** Your objective **
Make a verbatim copy of the entries below; pictures stay out.

** Provided information **

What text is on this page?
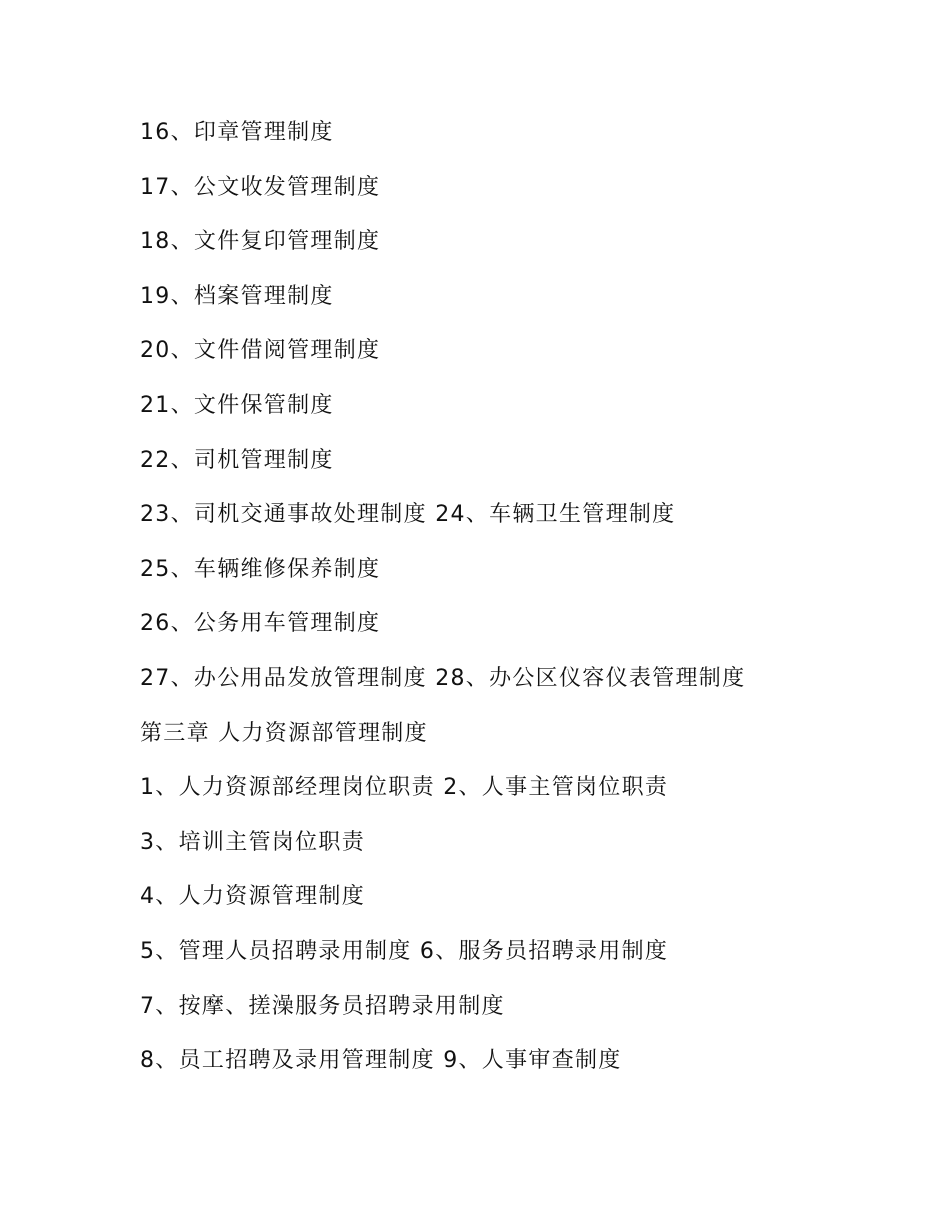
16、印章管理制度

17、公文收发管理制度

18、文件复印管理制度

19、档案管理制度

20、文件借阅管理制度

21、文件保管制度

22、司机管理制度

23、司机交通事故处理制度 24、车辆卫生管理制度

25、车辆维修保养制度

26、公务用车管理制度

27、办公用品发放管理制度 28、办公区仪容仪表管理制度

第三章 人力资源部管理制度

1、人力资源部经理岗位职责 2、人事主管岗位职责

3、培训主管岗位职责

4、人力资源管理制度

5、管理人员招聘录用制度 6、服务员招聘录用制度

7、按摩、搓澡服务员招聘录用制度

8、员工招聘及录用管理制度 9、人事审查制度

** The answer **
What text is on this page?
16、印章管理制度

17、公文收发管理制度

18、文件复印管理制度

19、档案管理制度

20、文件借阅管理制度

21、文件保管制度

22、司机管理制度

23、司机交通事故处理制度 24、车辆卫生管理制度

25、车辆维修保养制度

26、公务用车管理制度

27、办公用品发放管理制度 28、办公区仪容仪表管理制度

第三章 人力资源部管理制度

1、人力资源部经理岗位职责 2、人事主管岗位职责

3、培训主管岗位职责

4、人力资源管理制度

5、管理人员招聘录用制度 6、服务员招聘录用制度

7、按摩、搓澡服务员招聘录用制度

8、员工招聘及录用管理制度 9、人事审查制度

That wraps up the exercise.